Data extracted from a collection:
[Start]

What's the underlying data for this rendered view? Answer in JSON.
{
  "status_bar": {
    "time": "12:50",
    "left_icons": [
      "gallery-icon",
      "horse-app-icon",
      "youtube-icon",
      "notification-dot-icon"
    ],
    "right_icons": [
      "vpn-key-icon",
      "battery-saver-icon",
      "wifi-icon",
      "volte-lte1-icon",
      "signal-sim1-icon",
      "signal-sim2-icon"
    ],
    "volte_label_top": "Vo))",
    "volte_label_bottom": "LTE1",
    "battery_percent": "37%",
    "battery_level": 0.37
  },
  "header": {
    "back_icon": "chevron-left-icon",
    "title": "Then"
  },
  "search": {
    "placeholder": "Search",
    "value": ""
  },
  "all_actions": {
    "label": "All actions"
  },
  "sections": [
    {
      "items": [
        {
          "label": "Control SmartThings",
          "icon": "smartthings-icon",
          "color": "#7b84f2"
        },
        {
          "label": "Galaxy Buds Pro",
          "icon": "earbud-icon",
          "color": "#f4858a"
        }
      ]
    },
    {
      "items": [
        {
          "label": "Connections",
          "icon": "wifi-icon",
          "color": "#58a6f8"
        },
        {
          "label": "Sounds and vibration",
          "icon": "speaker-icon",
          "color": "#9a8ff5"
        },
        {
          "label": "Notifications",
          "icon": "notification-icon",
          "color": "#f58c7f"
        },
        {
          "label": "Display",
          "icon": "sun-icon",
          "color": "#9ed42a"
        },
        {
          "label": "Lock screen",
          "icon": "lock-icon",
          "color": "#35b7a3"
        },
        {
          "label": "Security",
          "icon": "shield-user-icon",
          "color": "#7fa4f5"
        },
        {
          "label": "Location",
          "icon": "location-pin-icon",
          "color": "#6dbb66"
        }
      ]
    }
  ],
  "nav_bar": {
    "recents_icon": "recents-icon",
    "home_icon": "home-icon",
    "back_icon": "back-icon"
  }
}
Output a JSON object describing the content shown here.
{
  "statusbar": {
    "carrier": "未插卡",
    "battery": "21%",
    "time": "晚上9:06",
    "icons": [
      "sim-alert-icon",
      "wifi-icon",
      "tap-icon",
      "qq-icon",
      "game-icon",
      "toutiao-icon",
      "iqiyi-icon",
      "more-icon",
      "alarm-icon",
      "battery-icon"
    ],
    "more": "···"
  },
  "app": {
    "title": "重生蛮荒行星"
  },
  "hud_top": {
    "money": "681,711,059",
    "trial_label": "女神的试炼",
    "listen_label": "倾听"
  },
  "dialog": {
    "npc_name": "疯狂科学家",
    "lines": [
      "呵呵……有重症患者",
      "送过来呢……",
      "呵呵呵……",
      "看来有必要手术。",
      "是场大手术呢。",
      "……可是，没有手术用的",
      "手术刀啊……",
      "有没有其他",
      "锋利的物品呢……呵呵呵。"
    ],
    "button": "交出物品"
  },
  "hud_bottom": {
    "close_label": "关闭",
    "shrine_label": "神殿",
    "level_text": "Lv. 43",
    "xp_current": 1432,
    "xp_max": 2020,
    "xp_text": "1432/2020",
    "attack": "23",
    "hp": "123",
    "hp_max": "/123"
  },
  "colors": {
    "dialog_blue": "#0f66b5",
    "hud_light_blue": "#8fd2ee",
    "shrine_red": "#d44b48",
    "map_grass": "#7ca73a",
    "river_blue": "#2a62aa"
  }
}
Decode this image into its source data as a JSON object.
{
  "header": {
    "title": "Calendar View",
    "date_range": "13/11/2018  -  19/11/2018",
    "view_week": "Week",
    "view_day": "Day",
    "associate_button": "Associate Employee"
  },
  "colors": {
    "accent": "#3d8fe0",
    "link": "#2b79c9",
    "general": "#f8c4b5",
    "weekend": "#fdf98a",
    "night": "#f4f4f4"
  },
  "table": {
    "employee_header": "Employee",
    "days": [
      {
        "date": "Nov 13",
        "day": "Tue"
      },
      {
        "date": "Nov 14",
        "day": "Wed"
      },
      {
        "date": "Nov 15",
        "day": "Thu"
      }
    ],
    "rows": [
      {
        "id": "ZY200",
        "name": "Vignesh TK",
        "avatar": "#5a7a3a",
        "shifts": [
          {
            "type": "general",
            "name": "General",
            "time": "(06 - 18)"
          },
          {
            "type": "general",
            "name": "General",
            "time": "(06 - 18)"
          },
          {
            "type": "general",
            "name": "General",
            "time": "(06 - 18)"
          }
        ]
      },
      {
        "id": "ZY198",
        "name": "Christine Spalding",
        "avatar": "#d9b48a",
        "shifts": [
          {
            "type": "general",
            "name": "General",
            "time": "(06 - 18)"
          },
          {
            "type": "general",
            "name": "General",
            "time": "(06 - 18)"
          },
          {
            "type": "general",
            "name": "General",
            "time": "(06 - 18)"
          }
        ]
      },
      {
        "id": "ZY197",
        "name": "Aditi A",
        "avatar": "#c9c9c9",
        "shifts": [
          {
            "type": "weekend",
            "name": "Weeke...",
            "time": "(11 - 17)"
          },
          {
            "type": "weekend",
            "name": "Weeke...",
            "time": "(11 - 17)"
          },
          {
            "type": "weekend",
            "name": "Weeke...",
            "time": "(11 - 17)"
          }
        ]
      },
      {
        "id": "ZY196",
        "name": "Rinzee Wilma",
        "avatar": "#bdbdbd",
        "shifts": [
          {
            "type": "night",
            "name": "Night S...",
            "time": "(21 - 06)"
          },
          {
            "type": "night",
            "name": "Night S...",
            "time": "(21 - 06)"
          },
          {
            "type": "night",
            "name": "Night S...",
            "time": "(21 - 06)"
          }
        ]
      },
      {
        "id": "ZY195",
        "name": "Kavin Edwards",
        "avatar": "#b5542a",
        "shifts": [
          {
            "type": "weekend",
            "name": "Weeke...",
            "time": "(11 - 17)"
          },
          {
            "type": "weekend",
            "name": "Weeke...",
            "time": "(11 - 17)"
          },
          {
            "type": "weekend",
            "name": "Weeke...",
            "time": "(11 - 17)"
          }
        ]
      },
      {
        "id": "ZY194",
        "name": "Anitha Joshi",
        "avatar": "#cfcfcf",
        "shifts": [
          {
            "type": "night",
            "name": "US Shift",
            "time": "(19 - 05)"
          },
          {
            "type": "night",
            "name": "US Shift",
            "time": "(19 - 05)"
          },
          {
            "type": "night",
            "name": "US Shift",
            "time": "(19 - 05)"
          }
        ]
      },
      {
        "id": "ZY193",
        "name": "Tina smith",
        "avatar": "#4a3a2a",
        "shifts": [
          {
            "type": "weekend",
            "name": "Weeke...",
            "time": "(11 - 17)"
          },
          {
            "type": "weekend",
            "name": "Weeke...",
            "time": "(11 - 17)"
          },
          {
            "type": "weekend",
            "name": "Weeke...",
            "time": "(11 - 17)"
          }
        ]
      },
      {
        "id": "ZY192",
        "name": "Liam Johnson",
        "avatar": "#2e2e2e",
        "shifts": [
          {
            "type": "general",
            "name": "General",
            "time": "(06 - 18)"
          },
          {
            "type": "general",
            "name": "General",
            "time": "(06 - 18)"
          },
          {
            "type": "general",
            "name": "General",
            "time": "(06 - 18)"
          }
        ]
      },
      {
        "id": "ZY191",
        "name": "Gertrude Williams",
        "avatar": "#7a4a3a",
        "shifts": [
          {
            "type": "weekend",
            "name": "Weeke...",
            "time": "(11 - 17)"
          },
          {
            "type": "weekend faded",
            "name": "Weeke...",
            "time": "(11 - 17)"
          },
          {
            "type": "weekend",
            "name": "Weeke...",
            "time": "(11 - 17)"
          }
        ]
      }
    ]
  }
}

[End]

* PROBLEM TO SOLVE
Copy every record exactly, with nothing added or dropped.

* FULL RESPONSE
What's the underlying data for this rendered view? Answer in JSON.
{
  "status_bar": {
    "time": "12:50",
    "left_icons": [
      "gallery-icon",
      "horse-app-icon",
      "youtube-icon",
      "notification-dot-icon"
    ],
    "right_icons": [
      "vpn-key-icon",
      "battery-saver-icon",
      "wifi-icon",
      "volte-lte1-icon",
      "signal-sim1-icon",
      "signal-sim2-icon"
    ],
    "volte_label_top": "Vo))",
    "volte_label_bottom": "LTE1",
    "battery_percent": "37%",
    "battery_level": 0.37
  },
  "header": {
    "back_icon": "chevron-left-icon",
    "title": "Then"
  },
  "search": {
    "placeholder": "Search",
    "value": ""
  },
  "all_actions": {
    "label": "All actions"
  },
  "sections": [
    {
      "items": [
        {
          "label": "Control SmartThings",
          "icon": "smartthings-icon",
          "color": "#7b84f2"
        },
        {
          "label": "Galaxy Buds Pro",
          "icon": "earbud-icon",
          "color": "#f4858a"
        }
      ]
    },
    {
      "items": [
        {
          "label": "Connections",
          "icon": "wifi-icon",
          "color": "#58a6f8"
        },
        {
          "label": "Sounds and vibration",
          "icon": "speaker-icon",
          "color": "#9a8ff5"
        },
        {
          "label": "Notifications",
          "icon": "notification-icon",
          "color": "#f58c7f"
        },
        {
          "label": "Display",
          "icon": "sun-icon",
          "color": "#9ed42a"
        },
        {
          "label": "Lock screen",
          "icon": "lock-icon",
          "color": "#35b7a3"
        },
        {
          "label": "Security",
          "icon": "shield-user-icon",
          "color": "#7fa4f5"
        },
        {
          "label": "Location",
          "icon": "location-pin-icon",
          "color": "#6dbb66"
        }
      ]
    }
  ],
  "nav_bar": {
    "recents_icon": "recents-icon",
    "home_icon": "home-icon",
    "back_icon": "back-icon"
  }
}
Output a JSON object describing the content shown here.
{
  "statusbar": {
    "carrier": "未插卡",
    "battery": "21%",
    "time": "晚上9:06",
    "icons": [
      "sim-alert-icon",
      "wifi-icon",
      "tap-icon",
      "qq-icon",
      "game-icon",
      "toutiao-icon",
      "iqiyi-icon",
      "more-icon",
      "alarm-icon",
      "battery-icon"
    ],
    "more": "···"
  },
  "app": {
    "title": "重生蛮荒行星"
  },
  "hud_top": {
    "money": "681,711,059",
    "trial_label": "女神的试炼",
    "listen_label": "倾听"
  },
  "dialog": {
    "npc_name": "疯狂科学家",
    "lines": [
      "呵呵……有重症患者",
      "送过来呢……",
      "呵呵呵……",
      "看来有必要手术。",
      "是场大手术呢。",
      "……可是，没有手术用的",
      "手术刀啊……",
      "有没有其他",
      "锋利的物品呢……呵呵呵。"
    ],
    "button": "交出物品"
  },
  "hud_bottom": {
    "close_label": "关闭",
    "shrine_label": "神殿",
    "level_text": "Lv. 43",
    "xp_current": 1432,
    "xp_max": 2020,
    "xp_text": "1432/2020",
    "attack": "23",
    "hp": "123",
    "hp_max": "/123"
  },
  "colors": {
    "dialog_blue": "#0f66b5",
    "hud_light_blue": "#8fd2ee",
    "shrine_red": "#d44b48",
    "map_grass": "#7ca73a",
    "river_blue": "#2a62aa"
  }
}
Decode this image into its source data as a JSON object.
{
  "header": {
    "title": "Calendar View",
    "date_range": "13/11/2018  -  19/11/2018",
    "view_week": "Week",
    "view_day": "Day",
    "associate_button": "Associate Employee"
  },
  "colors": {
    "accent": "#3d8fe0",
    "link": "#2b79c9",
    "general": "#f8c4b5",
    "weekend": "#fdf98a",
    "night": "#f4f4f4"
  },
  "table": {
    "employee_header": "Employee",
    "days": [
      {
        "date": "Nov 13",
        "day": "Tue"
      },
      {
        "date": "Nov 14",
        "day": "Wed"
      },
      {
        "date": "Nov 15",
        "day": "Thu"
      }
    ],
    "rows": [
      {
        "id": "ZY200",
        "name": "Vignesh TK",
        "avatar": "#5a7a3a",
        "shifts": [
          {
            "type": "general",
            "name": "General",
            "time": "(06 - 18)"
          },
          {
            "type": "general",
            "name": "General",
            "time": "(06 - 18)"
          },
          {
            "type": "general",
            "name": "General",
            "time": "(06 - 18)"
          }
        ]
      },
      {
        "id": "ZY198",
        "name": "Christine Spalding",
        "avatar": "#d9b48a",
        "shifts": [
          {
            "type": "general",
            "name": "General",
            "time": "(06 - 18)"
          },
          {
            "type": "general",
            "name": "General",
            "time": "(06 - 18)"
          },
          {
            "type": "general",
            "name": "General",
            "time": "(06 - 18)"
          }
        ]
      },
      {
        "id": "ZY197",
        "name": "Aditi A",
        "avatar": "#c9c9c9",
        "shifts": [
          {
            "type": "weekend",
            "name": "Weeke...",
            "time": "(11 - 17)"
          },
          {
            "type": "weekend",
            "name": "Weeke...",
            "time": "(11 - 17)"
          },
          {
            "type": "weekend",
            "name": "Weeke...",
            "time": "(11 - 17)"
          }
        ]
      },
      {
        "id": "ZY196",
        "name": "Rinzee Wilma",
        "avatar": "#bdbdbd",
        "shifts": [
          {
            "type": "night",
            "name": "Night S...",
            "time": "(21 - 06)"
          },
          {
            "type": "night",
            "name": "Night S...",
            "time": "(21 - 06)"
          },
          {
            "type": "night",
            "name": "Night S...",
            "time": "(21 - 06)"
          }
        ]
      },
      {
        "id": "ZY195",
        "name": "Kavin Edwards",
        "avatar": "#b5542a",
        "shifts": [
          {
            "type": "weekend",
            "name": "Weeke...",
            "time": "(11 - 17)"
          },
          {
            "type": "weekend",
            "name": "Weeke...",
            "time": "(11 - 17)"
          },
          {
            "type": "weekend",
            "name": "Weeke...",
            "time": "(11 - 17)"
          }
        ]
      },
      {
        "id": "ZY194",
        "name": "Anitha Joshi",
        "avatar": "#cfcfcf",
        "shifts": [
          {
            "type": "night",
            "name": "US Shift",
            "time": "(19 - 05)"
          },
          {
            "type": "night",
            "name": "US Shift",
            "time": "(19 - 05)"
          },
          {
            "type": "night",
            "name": "US Shift",
            "time": "(19 - 05)"
          }
        ]
      },
      {
        "id": "ZY193",
        "name": "Tina smith",
        "avatar": "#4a3a2a",
        "shifts": [
          {
            "type": "weekend",
            "name": "Weeke...",
            "time": "(11 - 17)"
          },
          {
            "type": "weekend",
            "name": "Weeke...",
            "time": "(11 - 17)"
          },
          {
            "type": "weekend",
            "name": "Weeke...",
            "time": "(11 - 17)"
          }
        ]
      },
      {
        "id": "ZY192",
        "name": "Liam Johnson",
        "avatar": "#2e2e2e",
        "shifts": [
          {
            "type": "general",
            "name": "General",
            "time": "(06 - 18)"
          },
          {
            "type": "general",
            "name": "General",
            "time": "(06 - 18)"
          },
          {
            "type": "general",
            "name": "General",
            "time": "(06 - 18)"
          }
        ]
      },
      {
        "id": "ZY191",
        "name": "Gertrude Williams",
        "avatar": "#7a4a3a",
        "shifts": [
          {
            "type": "weekend",
            "name": "Weeke...",
            "time": "(11 - 17)"
          },
          {
            "type": "weekend faded",
            "name": "Weeke...",
            "time": "(11 - 17)"
          },
          {
            "type": "weekend",
            "name": "Weeke...",
            "time": "(11 - 17)"
          }
        ]
      }
    ]
  }
}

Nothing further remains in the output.